◆ **Page**
+-------+

Dáil debates

Thursday, 27 January 2022

Higher Education Authority Bill 2022: Second Stage (Resumed)

 

5:35 pm

Photo of Gary GannonGary Gannon (Dublin Central, Social Democrats) | Oireachtas source

I thank the Minister of State for bringing forward this Bill which seeks to modernise our higher education sector and brings significant changes to the governance of higher education. This must be balanced with autonomy and, critically, sustained funding of our higher education institutions, which I intend to address later. I will begin by speaking about other aspects the Bill makes reference to, including educational access for those who historically have been under-represented in higher education. The Bill uses the term "priority groups" and states that:

"priority groups", in relation to students in higher education or, as may be appropriate, persons who are seeking to become students in higher education, includes persons who are economically or socially disadvantaged, persons who have a disability or persons from sections of society that are under-represented in the student body in higher education.

Previously, the language proposed in the Bill referred to disadvantaged learners, persons or groups but that was changed following a recommendation from the joint committee, highlighting the need for consistency and clear definitions. I am not opposing this change in language use but I do not believe that disadvantage is of itself a dirty word. I was a student who slotted into that term and I have studied alongside, worked with and, hopefully, represented many other students who also fall within the scope of disadvantage. However, and this is crucial, students are not disadvantaged but rather they are placed at a disadvantage by the system. Students from certain circumstances are not under-represented because of a lack of interest or ability but because the systems which grant access to further and higher education are not as open to them as to others. Students who have made it to higher education from these groups are resilient, have ambition and display leadership in their communities and families. It should be our number one priority to ensure there is a critical mass of students, not just a few, who succeed from what are now being termed "priority groups" and enter into higher education if that is what they choose to do.

If we choose to call students with disabilities, students who come from poorer areas and other students who are under-represented in higher education "priority groups", we need to prioritise their entry and progression through higher education. We also need to prioritise the resources in higher education as well as looking at the system of education prior to higher education and have access work that starts in primary schools or earlier. Otherwise we are just sanitising language and making it more palatable for ourselves rather than for those we seek to represent in this change of wording. These groups of students or potential students will know if they are being prioritised. No matter how many times they are referenced in the Bill, only they will be able to attest to whether the terminology in the Bill is achieved in reality.

+-------+

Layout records
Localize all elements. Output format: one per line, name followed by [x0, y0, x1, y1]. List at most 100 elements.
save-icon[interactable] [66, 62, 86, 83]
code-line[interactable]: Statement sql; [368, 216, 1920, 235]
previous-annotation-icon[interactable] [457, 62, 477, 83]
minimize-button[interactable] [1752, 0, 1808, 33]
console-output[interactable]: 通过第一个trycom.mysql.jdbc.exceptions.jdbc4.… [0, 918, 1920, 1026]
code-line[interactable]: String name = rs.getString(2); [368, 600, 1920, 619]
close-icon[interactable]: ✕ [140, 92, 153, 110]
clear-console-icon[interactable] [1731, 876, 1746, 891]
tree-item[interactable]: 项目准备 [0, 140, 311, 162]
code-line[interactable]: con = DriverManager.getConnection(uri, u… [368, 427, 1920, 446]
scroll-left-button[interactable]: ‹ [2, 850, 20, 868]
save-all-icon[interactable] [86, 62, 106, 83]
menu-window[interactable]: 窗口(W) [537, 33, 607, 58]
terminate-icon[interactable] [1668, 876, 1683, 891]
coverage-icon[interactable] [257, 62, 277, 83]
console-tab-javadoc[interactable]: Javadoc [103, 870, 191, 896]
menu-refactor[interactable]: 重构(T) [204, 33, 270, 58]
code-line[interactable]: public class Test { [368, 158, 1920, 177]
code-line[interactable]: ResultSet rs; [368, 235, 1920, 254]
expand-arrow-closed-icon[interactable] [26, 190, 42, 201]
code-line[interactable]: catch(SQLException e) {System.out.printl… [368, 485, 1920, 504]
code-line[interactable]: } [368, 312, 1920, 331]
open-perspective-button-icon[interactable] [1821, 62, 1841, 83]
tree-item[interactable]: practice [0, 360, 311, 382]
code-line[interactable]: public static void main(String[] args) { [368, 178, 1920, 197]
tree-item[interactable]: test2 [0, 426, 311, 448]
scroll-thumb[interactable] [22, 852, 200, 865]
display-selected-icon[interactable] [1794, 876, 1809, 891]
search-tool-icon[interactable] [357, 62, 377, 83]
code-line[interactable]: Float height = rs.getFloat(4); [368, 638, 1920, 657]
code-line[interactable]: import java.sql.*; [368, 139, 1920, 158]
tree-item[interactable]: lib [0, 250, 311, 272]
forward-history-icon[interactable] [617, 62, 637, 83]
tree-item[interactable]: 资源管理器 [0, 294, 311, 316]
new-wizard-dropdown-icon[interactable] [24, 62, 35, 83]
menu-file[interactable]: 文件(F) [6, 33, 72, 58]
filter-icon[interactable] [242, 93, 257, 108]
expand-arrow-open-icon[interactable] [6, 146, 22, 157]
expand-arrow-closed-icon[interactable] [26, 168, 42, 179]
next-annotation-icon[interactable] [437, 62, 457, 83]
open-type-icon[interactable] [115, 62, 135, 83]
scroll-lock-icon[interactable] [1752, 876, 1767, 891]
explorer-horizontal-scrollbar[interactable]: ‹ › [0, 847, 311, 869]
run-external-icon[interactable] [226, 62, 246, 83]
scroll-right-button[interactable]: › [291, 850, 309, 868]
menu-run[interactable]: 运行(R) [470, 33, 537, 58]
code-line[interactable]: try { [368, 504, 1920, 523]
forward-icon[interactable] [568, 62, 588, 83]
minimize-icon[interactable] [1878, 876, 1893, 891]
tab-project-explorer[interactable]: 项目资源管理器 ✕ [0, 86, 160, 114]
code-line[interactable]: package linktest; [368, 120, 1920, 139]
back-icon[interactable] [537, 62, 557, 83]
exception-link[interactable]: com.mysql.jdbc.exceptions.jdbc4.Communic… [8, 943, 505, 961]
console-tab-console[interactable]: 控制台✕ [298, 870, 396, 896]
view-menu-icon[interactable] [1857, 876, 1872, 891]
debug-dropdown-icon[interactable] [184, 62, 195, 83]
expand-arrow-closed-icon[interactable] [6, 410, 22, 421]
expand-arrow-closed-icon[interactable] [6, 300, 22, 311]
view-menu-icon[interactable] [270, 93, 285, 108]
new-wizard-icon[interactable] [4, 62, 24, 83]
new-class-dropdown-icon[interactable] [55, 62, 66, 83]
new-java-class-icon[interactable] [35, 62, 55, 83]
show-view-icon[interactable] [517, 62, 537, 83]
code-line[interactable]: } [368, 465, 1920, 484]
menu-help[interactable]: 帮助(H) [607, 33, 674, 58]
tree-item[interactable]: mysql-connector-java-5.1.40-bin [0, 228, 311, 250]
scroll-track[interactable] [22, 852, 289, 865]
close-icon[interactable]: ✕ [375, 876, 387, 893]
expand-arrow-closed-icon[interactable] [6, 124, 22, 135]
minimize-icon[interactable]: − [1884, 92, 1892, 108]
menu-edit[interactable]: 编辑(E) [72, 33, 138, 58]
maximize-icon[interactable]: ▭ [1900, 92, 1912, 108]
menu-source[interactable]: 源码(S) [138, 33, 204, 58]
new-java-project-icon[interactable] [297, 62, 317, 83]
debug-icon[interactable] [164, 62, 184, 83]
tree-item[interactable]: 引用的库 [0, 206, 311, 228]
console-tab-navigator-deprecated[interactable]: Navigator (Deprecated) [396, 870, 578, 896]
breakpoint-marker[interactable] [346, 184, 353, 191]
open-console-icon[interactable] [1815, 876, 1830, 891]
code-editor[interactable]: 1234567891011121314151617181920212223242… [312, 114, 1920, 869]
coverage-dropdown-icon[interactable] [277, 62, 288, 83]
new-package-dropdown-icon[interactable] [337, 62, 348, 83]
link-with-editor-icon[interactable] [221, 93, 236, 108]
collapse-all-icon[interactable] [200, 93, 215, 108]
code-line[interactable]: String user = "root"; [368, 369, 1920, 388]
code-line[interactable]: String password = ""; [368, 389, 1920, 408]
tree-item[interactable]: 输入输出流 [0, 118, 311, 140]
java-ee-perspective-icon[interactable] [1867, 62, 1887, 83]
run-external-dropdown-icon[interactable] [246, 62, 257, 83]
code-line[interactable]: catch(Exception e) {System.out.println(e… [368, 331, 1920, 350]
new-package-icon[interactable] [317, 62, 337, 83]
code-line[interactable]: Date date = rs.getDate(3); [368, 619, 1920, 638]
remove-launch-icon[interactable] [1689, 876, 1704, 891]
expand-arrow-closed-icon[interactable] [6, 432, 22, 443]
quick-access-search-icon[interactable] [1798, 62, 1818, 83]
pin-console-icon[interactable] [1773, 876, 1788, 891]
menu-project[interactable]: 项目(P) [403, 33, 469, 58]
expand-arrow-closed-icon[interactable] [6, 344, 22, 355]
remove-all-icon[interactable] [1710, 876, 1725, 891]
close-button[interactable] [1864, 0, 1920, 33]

+-------+

◆ **Objective**
Answer these questions about the Dáil debate above:
1. Which party is Gary Gannon listed with?
2. Following whose recommendation was the Bill's earlier language changed to "priority groups"?
3. Where does the speaker say access work should start?

◆ **Completed task**
1. The Social Democrats.
2. The joint committee's.
3. In primary schools or earlier.